— Written instruction —
Return every entry exactly as written.

== Supplied information ==

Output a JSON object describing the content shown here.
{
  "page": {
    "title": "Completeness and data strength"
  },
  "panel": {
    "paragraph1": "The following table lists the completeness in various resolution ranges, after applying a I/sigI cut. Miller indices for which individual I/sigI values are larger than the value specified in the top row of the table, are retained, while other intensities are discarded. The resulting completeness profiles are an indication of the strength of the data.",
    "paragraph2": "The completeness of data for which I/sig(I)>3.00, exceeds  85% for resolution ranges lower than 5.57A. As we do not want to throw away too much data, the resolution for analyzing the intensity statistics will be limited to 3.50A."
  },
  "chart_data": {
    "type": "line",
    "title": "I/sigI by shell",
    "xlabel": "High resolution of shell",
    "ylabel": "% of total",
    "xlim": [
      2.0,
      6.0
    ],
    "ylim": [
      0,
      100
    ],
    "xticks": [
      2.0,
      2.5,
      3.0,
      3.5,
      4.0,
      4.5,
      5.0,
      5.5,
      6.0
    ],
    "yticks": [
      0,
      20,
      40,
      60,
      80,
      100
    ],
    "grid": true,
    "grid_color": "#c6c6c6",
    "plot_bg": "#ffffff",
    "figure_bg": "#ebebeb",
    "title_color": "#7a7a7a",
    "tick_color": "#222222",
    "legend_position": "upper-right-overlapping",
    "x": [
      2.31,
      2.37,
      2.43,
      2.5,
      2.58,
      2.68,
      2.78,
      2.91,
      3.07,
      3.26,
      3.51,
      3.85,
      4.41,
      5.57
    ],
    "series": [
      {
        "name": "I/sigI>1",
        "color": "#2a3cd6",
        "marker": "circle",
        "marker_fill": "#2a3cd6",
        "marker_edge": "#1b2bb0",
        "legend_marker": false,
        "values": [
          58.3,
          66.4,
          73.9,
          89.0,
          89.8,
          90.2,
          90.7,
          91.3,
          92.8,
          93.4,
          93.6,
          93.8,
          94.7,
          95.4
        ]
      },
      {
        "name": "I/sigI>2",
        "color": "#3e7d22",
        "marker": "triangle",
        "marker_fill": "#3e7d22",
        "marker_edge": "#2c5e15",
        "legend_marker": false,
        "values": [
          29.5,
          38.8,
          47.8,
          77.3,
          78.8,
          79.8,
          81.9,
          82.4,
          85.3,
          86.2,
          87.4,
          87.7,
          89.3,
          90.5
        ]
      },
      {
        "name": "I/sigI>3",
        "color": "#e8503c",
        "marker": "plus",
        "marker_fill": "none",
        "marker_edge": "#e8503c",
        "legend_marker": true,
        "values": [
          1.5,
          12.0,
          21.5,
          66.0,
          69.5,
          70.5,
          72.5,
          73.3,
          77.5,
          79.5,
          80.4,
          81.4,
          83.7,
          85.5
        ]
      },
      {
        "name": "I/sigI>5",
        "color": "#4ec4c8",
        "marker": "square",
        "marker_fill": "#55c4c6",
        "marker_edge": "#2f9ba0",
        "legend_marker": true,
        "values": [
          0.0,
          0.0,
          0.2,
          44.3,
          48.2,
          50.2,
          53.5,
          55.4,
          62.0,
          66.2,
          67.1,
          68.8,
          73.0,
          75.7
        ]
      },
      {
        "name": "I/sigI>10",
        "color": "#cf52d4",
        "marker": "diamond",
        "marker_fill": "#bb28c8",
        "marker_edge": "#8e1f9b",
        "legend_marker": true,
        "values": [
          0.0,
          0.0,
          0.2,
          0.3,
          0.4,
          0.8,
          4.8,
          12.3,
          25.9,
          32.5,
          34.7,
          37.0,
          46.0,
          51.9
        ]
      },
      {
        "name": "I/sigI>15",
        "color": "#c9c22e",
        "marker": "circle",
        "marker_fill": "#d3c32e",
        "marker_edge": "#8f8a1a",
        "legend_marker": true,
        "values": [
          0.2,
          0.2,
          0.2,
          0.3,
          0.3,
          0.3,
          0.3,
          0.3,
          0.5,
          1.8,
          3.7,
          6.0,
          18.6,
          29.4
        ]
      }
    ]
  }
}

===

— Task answer —
Output a JSON object describing the content shown here.
{
  "page": {
    "title": "Completeness and data strength"
  },
  "panel": {
    "paragraph1": "The following table lists the completeness in various resolution ranges, after applying a I/sigI cut. Miller indices for which individual I/sigI values are larger than the value specified in the top row of the table, are retained, while other intensities are discarded. The resulting completeness profiles are an indication of the strength of the data.",
    "paragraph2": "The completeness of data for which I/sig(I)>3.00, exceeds  85% for resolution ranges lower than 5.57A. As we do not want to throw away too much data, the resolution for analyzing the intensity statistics will be limited to 3.50A."
  },
  "chart_data": {
    "type": "line",
    "title": "I/sigI by shell",
    "xlabel": "High resolution of shell",
    "ylabel": "% of total",
    "xlim": [
      2.0,
      6.0
    ],
    "ylim": [
      0,
      100
    ],
    "xticks": [
      2.0,
      2.5,
      3.0,
      3.5,
      4.0,
      4.5,
      5.0,
      5.5,
      6.0
    ],
    "yticks": [
      0,
      20,
      40,
      60,
      80,
      100
    ],
    "grid": true,
    "grid_color": "#c6c6c6",
    "plot_bg": "#ffffff",
    "figure_bg": "#ebebeb",
    "title_color": "#7a7a7a",
    "tick_color": "#222222",
    "legend_position": "upper-right-overlapping",
    "x": [
      2.31,
      2.37,
      2.43,
      2.5,
      2.58,
      2.68,
      2.78,
      2.91,
      3.07,
      3.26,
      3.51,
      3.85,
      4.41,
      5.57
    ],
    "series": [
      {
        "name": "I/sigI>1",
        "color": "#2a3cd6",
        "marker": "circle",
        "marker_fill": "#2a3cd6",
        "marker_edge": "#1b2bb0",
        "legend_marker": false,
        "values": [
          58.3,
          66.4,
          73.9,
          89.0,
          89.8,
          90.2,
          90.7,
          91.3,
          92.8,
          93.4,
          93.6,
          93.8,
          94.7,
          95.4
        ]
      },
      {
        "name": "I/sigI>2",
        "color": "#3e7d22",
        "marker": "triangle",
        "marker_fill": "#3e7d22",
        "marker_edge": "#2c5e15",
        "legend_marker": false,
        "values": [
          29.5,
          38.8,
          47.8,
          77.3,
          78.8,
          79.8,
          81.9,
          82.4,
          85.3,
          86.2,
          87.4,
          87.7,
          89.3,
          90.5
        ]
      },
      {
        "name": "I/sigI>3",
        "color": "#e8503c",
        "marker": "plus",
        "marker_fill": "none",
        "marker_edge": "#e8503c",
        "legend_marker": true,
        "values": [
          1.5,
          12.0,
          21.5,
          66.0,
          69.5,
          70.5,
          72.5,
          73.3,
          77.5,
          79.5,
          80.4,
          81.4,
          83.7,
          85.5
        ]
      },
      {
        "name": "I/sigI>5",
        "color": "#4ec4c8",
        "marker": "square",
        "marker_fill": "#55c4c6",
        "marker_edge": "#2f9ba0",
        "legend_marker": true,
        "values": [
          0.0,
          0.0,
          0.2,
          44.3,
          48.2,
          50.2,
          53.5,
          55.4,
          62.0,
          66.2,
          67.1,
          68.8,
          73.0,
          75.7
        ]
      },
      {
        "name": "I/sigI>10",
        "color": "#cf52d4",
        "marker": "diamond",
        "marker_fill": "#bb28c8",
        "marker_edge": "#8e1f9b",
        "legend_marker": true,
        "values": [
          0.0,
          0.0,
          0.2,
          0.3,
          0.4,
          0.8,
          4.8,
          12.3,
          25.9,
          32.5,
          34.7,
          37.0,
          46.0,
          51.9
        ]
      },
      {
        "name": "I/sigI>15",
        "color": "#c9c22e",
        "marker": "circle",
        "marker_fill": "#d3c32e",
        "marker_edge": "#8f8a1a",
        "legend_marker": true,
        "values": [
          0.2,
          0.2,
          0.2,
          0.3,
          0.3,
          0.3,
          0.3,
          0.3,
          0.5,
          1.8,
          3.7,
          6.0,
          18.6,
          29.4
        ]
      }
    ]
  }
}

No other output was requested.